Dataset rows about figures
[start]

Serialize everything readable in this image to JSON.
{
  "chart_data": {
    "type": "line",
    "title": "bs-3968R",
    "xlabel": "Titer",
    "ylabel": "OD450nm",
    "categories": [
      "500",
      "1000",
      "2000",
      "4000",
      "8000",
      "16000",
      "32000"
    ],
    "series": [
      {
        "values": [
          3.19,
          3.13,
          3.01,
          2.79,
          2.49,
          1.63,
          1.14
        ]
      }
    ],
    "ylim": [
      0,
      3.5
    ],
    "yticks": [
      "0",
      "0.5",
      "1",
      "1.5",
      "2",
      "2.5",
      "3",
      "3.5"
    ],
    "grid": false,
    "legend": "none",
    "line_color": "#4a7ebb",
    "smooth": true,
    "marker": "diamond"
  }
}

[end]

> **TASK BRIEF**
Above are the records; retype them all without a single difference.

> **ANSWER TO THE TASK**
Serialize everything readable in this image to JSON.
{
  "chart_data": {
    "type": "line",
    "title": "bs-3968R",
    "xlabel": "Titer",
    "ylabel": "OD450nm",
    "categories": [
      "500",
      "1000",
      "2000",
      "4000",
      "8000",
      "16000",
      "32000"
    ],
    "series": [
      {
        "values": [
          3.19,
          3.13,
          3.01,
          2.79,
          2.49,
          1.63,
          1.14
        ]
      }
    ],
    "ylim": [
      0,
      3.5
    ],
    "yticks": [
      "0",
      "0.5",
      "1",
      "1.5",
      "2",
      "2.5",
      "3",
      "3.5"
    ],
    "grid": false,
    "legend": "none",
    "line_color": "#4a7ebb",
    "smooth": true,
    "marker": "diamond"
  }
}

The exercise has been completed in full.